> DO THIS
Below are the records; copy each line in them that holds the word "package".

* Start INPUT FOR THIS TASK *

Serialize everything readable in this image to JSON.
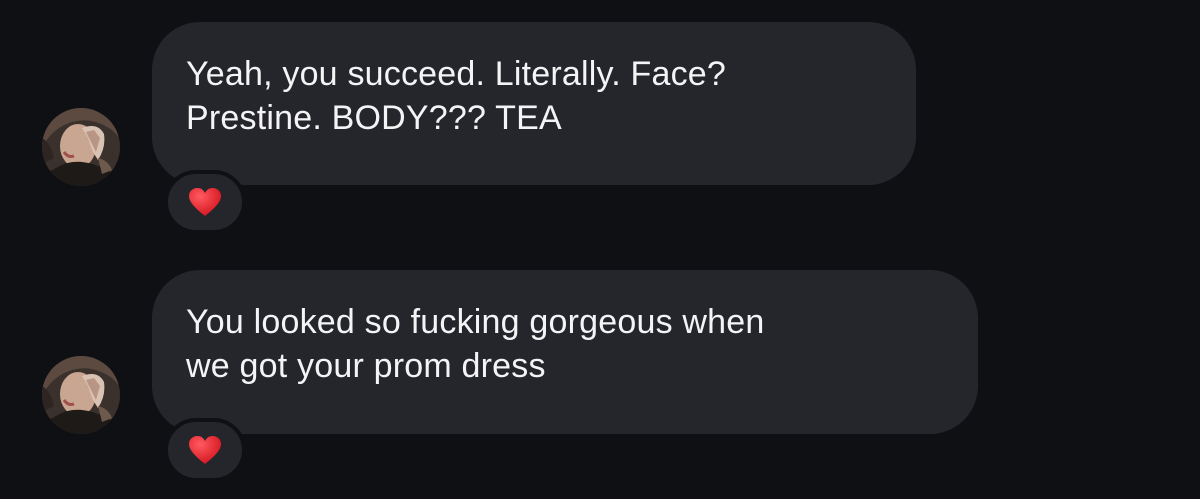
{
  "messages": [
    {
      "sender_avatar": "profile-photo",
      "lines": [
        "Yeah, you succeed. Literally. Face?",
        "Prestine. BODY??? TEA"
      ],
      "reaction": "red-heart-icon"
    },
    {
      "sender_avatar": "profile-photo",
      "lines": [
        "You looked so fucking gorgeous when",
        "we got your prom dress"
      ],
      "reaction": "red-heart-icon"
    }
  ],
  "colors": {
    "background": "#0f1014",
    "bubble": "#25262b",
    "text": "#f4f4f6",
    "heart": "#e0242e"
  }
}
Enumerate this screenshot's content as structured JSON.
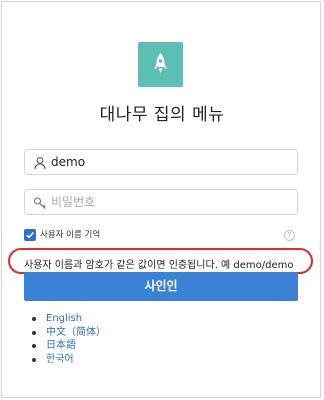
{
  "app": {
    "title": "대나무 집의 메뉴",
    "logo_icon": "rocket-icon",
    "brand_color": "#5cbfb1"
  },
  "login": {
    "username_value": "demo",
    "username_icon": "user-icon",
    "password_placeholder": "비밀번호",
    "password_icon": "key-icon",
    "remember_label": "사용자 이름 기억",
    "remember_checked": true,
    "help_icon": "question-icon",
    "hint": "사용자 이름과 암호가 같은 값이면 인증됩니다. 예 demo/demo",
    "submit_label": "사인인",
    "accent_color": "#3b82d6"
  },
  "languages": [
    {
      "label": "English"
    },
    {
      "label": "中文（简体）"
    },
    {
      "label": "日本語"
    },
    {
      "label": "한국어"
    }
  ]
}
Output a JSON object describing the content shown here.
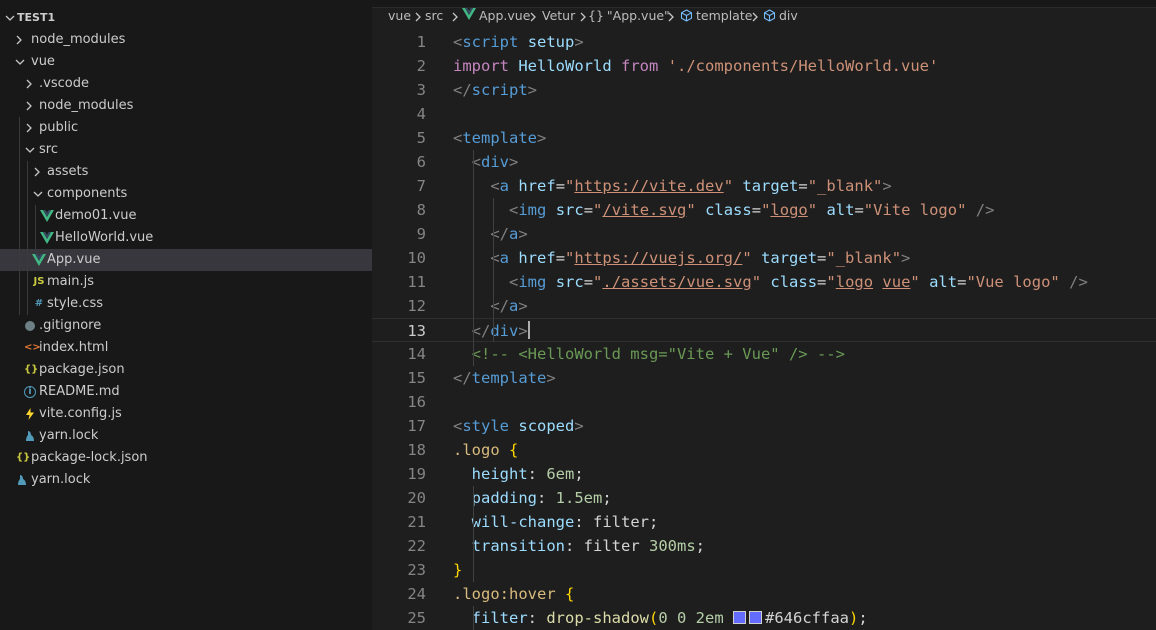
{
  "explorer": {
    "items": [
      {
        "label": "TEST1",
        "depth": 0,
        "kind": "folder",
        "open": true
      },
      {
        "label": "node_modules",
        "depth": 1,
        "kind": "folder",
        "open": false
      },
      {
        "label": "vue",
        "depth": 1,
        "kind": "folder",
        "open": true
      },
      {
        "label": ".vscode",
        "depth": 2,
        "kind": "folder",
        "open": false
      },
      {
        "label": "node_modules",
        "depth": 2,
        "kind": "folder",
        "open": false
      },
      {
        "label": "public",
        "depth": 2,
        "kind": "folder",
        "open": false
      },
      {
        "label": "src",
        "depth": 2,
        "kind": "folder",
        "open": true
      },
      {
        "label": "assets",
        "depth": 3,
        "kind": "folder",
        "open": false
      },
      {
        "label": "components",
        "depth": 3,
        "kind": "folder",
        "open": true
      },
      {
        "label": "demo01.vue",
        "depth": 4,
        "kind": "vue"
      },
      {
        "label": "HelloWorld.vue",
        "depth": 4,
        "kind": "vue"
      },
      {
        "label": "App.vue",
        "depth": 3,
        "kind": "vue",
        "selected": true
      },
      {
        "label": "main.js",
        "depth": 3,
        "kind": "js",
        "icon_text": "JS"
      },
      {
        "label": "style.css",
        "depth": 3,
        "kind": "css",
        "icon_text": "#"
      },
      {
        "label": ".gitignore",
        "depth": 2,
        "kind": "git"
      },
      {
        "label": "index.html",
        "depth": 2,
        "kind": "html",
        "icon_text": "<>"
      },
      {
        "label": "package.json",
        "depth": 2,
        "kind": "json",
        "icon_text": "{}"
      },
      {
        "label": "README.md",
        "depth": 2,
        "kind": "info",
        "icon_text": "i"
      },
      {
        "label": "vite.config.js",
        "depth": 2,
        "kind": "vite"
      },
      {
        "label": "yarn.lock",
        "depth": 2,
        "kind": "yarn"
      },
      {
        "label": "package-lock.json",
        "depth": 1,
        "kind": "json",
        "icon_text": "{}"
      },
      {
        "label": "yarn.lock",
        "depth": 1,
        "kind": "yarn"
      }
    ]
  },
  "breadcrumb": {
    "items": [
      {
        "label": "vue"
      },
      {
        "label": "src"
      },
      {
        "label": "App.vue",
        "icon": "vue-icon"
      },
      {
        "label": "Vetur"
      },
      {
        "label": "\"App.vue\"",
        "icon": "braces-icon",
        "icon_text": "{}"
      },
      {
        "label": "template",
        "icon": "cube-icon"
      },
      {
        "label": "div",
        "icon": "cube-icon"
      }
    ]
  },
  "editor": {
    "current_line": 13,
    "lines": [
      {
        "n": "1",
        "tokens": [
          [
            "<",
            "p"
          ],
          [
            "script",
            "t"
          ],
          [
            " ",
            ""
          ],
          [
            "setup",
            "a"
          ],
          [
            ">",
            "p"
          ]
        ]
      },
      {
        "n": "2",
        "tokens": [
          [
            "import",
            "k"
          ],
          [
            " ",
            ""
          ],
          [
            "HelloWorld",
            "v"
          ],
          [
            " ",
            ""
          ],
          [
            "from",
            "k"
          ],
          [
            " ",
            ""
          ],
          [
            "'./components/HelloWorld.vue'",
            "s"
          ]
        ]
      },
      {
        "n": "3",
        "tokens": [
          [
            "</",
            "p"
          ],
          [
            "script",
            "t"
          ],
          [
            ">",
            "p"
          ]
        ]
      },
      {
        "n": "4",
        "tokens": []
      },
      {
        "n": "5",
        "tokens": [
          [
            "<",
            "p"
          ],
          [
            "template",
            "t"
          ],
          [
            ">",
            "p"
          ]
        ]
      },
      {
        "n": "6",
        "tokens": [
          [
            "  ",
            ""
          ],
          [
            "<",
            "p"
          ],
          [
            "div",
            "t"
          ],
          [
            ">",
            "p"
          ]
        ]
      },
      {
        "n": "7",
        "tokens": [
          [
            "    ",
            ""
          ],
          [
            "<",
            "p"
          ],
          [
            "a",
            "t"
          ],
          [
            " ",
            ""
          ],
          [
            "href",
            "a"
          ],
          [
            "=",
            "w"
          ],
          [
            "\"",
            "s"
          ],
          [
            "https://vite.dev",
            "su"
          ],
          [
            "\"",
            "s"
          ],
          [
            " ",
            ""
          ],
          [
            "target",
            "a"
          ],
          [
            "=",
            "w"
          ],
          [
            "\"_blank\"",
            "s"
          ],
          [
            ">",
            "p"
          ]
        ]
      },
      {
        "n": "8",
        "tokens": [
          [
            "      ",
            ""
          ],
          [
            "<",
            "p"
          ],
          [
            "img",
            "t"
          ],
          [
            " ",
            ""
          ],
          [
            "src",
            "a"
          ],
          [
            "=",
            "w"
          ],
          [
            "\"",
            "s"
          ],
          [
            "/vite.svg",
            "su"
          ],
          [
            "\"",
            "s"
          ],
          [
            " ",
            ""
          ],
          [
            "class",
            "a"
          ],
          [
            "=",
            "w"
          ],
          [
            "\"",
            "s"
          ],
          [
            "logo",
            "su"
          ],
          [
            "\"",
            "s"
          ],
          [
            " ",
            ""
          ],
          [
            "alt",
            "a"
          ],
          [
            "=",
            "w"
          ],
          [
            "\"Vite logo\"",
            "s"
          ],
          [
            " ",
            ""
          ],
          [
            "/>",
            "p"
          ]
        ]
      },
      {
        "n": "9",
        "tokens": [
          [
            "    ",
            ""
          ],
          [
            "</",
            "p"
          ],
          [
            "a",
            "t"
          ],
          [
            ">",
            "p"
          ]
        ]
      },
      {
        "n": "10",
        "tokens": [
          [
            "    ",
            ""
          ],
          [
            "<",
            "p"
          ],
          [
            "a",
            "t"
          ],
          [
            " ",
            ""
          ],
          [
            "href",
            "a"
          ],
          [
            "=",
            "w"
          ],
          [
            "\"",
            "s"
          ],
          [
            "https://vuejs.org/",
            "su"
          ],
          [
            "\"",
            "s"
          ],
          [
            " ",
            ""
          ],
          [
            "target",
            "a"
          ],
          [
            "=",
            "w"
          ],
          [
            "\"_blank\"",
            "s"
          ],
          [
            ">",
            "p"
          ]
        ]
      },
      {
        "n": "11",
        "tokens": [
          [
            "      ",
            ""
          ],
          [
            "<",
            "p"
          ],
          [
            "img",
            "t"
          ],
          [
            " ",
            ""
          ],
          [
            "src",
            "a"
          ],
          [
            "=",
            "w"
          ],
          [
            "\"",
            "s"
          ],
          [
            "./assets/vue.svg",
            "su"
          ],
          [
            "\"",
            "s"
          ],
          [
            " ",
            ""
          ],
          [
            "class",
            "a"
          ],
          [
            "=",
            "w"
          ],
          [
            "\"",
            "s"
          ],
          [
            "logo",
            "su"
          ],
          [
            " ",
            "s"
          ],
          [
            "vue",
            "su"
          ],
          [
            "\"",
            "s"
          ],
          [
            " ",
            ""
          ],
          [
            "alt",
            "a"
          ],
          [
            "=",
            "w"
          ],
          [
            "\"Vue logo\"",
            "s"
          ],
          [
            " ",
            ""
          ],
          [
            "/>",
            "p"
          ]
        ]
      },
      {
        "n": "12",
        "tokens": [
          [
            "    ",
            ""
          ],
          [
            "</",
            "p"
          ],
          [
            "a",
            "t"
          ],
          [
            ">",
            "p"
          ]
        ]
      },
      {
        "n": "13",
        "tokens": [
          [
            "  ",
            ""
          ],
          [
            "</",
            "p"
          ],
          [
            "div",
            "t"
          ],
          [
            ">",
            "p"
          ]
        ],
        "cursor": true
      },
      {
        "n": "14",
        "tokens": [
          [
            "  ",
            ""
          ],
          [
            "<!-- <HelloWorld msg=\"Vite + Vue\" /> -->",
            "c"
          ]
        ]
      },
      {
        "n": "15",
        "tokens": [
          [
            "</",
            "p"
          ],
          [
            "template",
            "t"
          ],
          [
            ">",
            "p"
          ]
        ]
      },
      {
        "n": "16",
        "tokens": []
      },
      {
        "n": "17",
        "tokens": [
          [
            "<",
            "p"
          ],
          [
            "style",
            "t"
          ],
          [
            " ",
            ""
          ],
          [
            "scoped",
            "a"
          ],
          [
            ">",
            "p"
          ]
        ]
      },
      {
        "n": "18",
        "tokens": [
          [
            ".logo",
            "sel"
          ],
          [
            " ",
            ""
          ],
          [
            "{",
            "b"
          ]
        ]
      },
      {
        "n": "19",
        "tokens": [
          [
            "  ",
            ""
          ],
          [
            "height",
            "prop"
          ],
          [
            ": ",
            "w"
          ],
          [
            "6em",
            "num"
          ],
          [
            ";",
            "w"
          ]
        ]
      },
      {
        "n": "20",
        "tokens": [
          [
            "  ",
            ""
          ],
          [
            "padding",
            "prop"
          ],
          [
            ": ",
            "w"
          ],
          [
            "1.5em",
            "num"
          ],
          [
            ";",
            "w"
          ]
        ]
      },
      {
        "n": "21",
        "tokens": [
          [
            "  ",
            ""
          ],
          [
            "will-change",
            "prop"
          ],
          [
            ": ",
            "w"
          ],
          [
            "filter",
            "w"
          ],
          [
            ";",
            "w"
          ]
        ]
      },
      {
        "n": "22",
        "tokens": [
          [
            "  ",
            ""
          ],
          [
            "transition",
            "prop"
          ],
          [
            ": ",
            "w"
          ],
          [
            "filter ",
            "w"
          ],
          [
            "300ms",
            "num"
          ],
          [
            ";",
            "w"
          ]
        ]
      },
      {
        "n": "23",
        "tokens": [
          [
            "}",
            "b"
          ]
        ]
      },
      {
        "n": "24",
        "tokens": [
          [
            ".logo:hover",
            "sel"
          ],
          [
            " ",
            ""
          ],
          [
            "{",
            "b"
          ]
        ]
      },
      {
        "n": "25",
        "tokens": [
          [
            "  ",
            ""
          ],
          [
            "filter",
            "prop"
          ],
          [
            ": ",
            "w"
          ],
          [
            "drop-shadow",
            "fn"
          ],
          [
            "(",
            "b"
          ],
          [
            "0 0 ",
            "num"
          ],
          [
            "2em",
            "num"
          ],
          [
            " ",
            ""
          ],
          [
            "#swatch",
            "sw"
          ],
          [
            "#swatch",
            "sw"
          ],
          [
            "#646cffaa",
            "w"
          ],
          [
            ")",
            "b"
          ],
          [
            ";",
            "w"
          ]
        ]
      }
    ]
  },
  "colors": {
    "p": "#808080",
    "t": "#569cd6",
    "a": "#9cdcfe",
    "s": "#ce9178",
    "su": "#ce9178",
    "k": "#c586c0",
    "v": "#9cdcfe",
    "w": "#d4d4d4",
    "c": "#6a9955",
    "sel": "#d7ba7d",
    "b": "#ffd700",
    "prop": "#9cdcfe",
    "num": "#b5cea8",
    "fn": "#dcdcaa",
    "vue": "#41b883",
    "js": "#cbcb41",
    "css": "#519aba",
    "html": "#e37933",
    "json": "#cbcb41",
    "info": "#519aba",
    "vite": "#ffd62e",
    "yarn": "#519aba",
    "git": "#6d8086"
  }
}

* End INPUT FOR THIS TASK *

> TASK RESULT
        "label": "package.json",
        "label": "package-lock.json",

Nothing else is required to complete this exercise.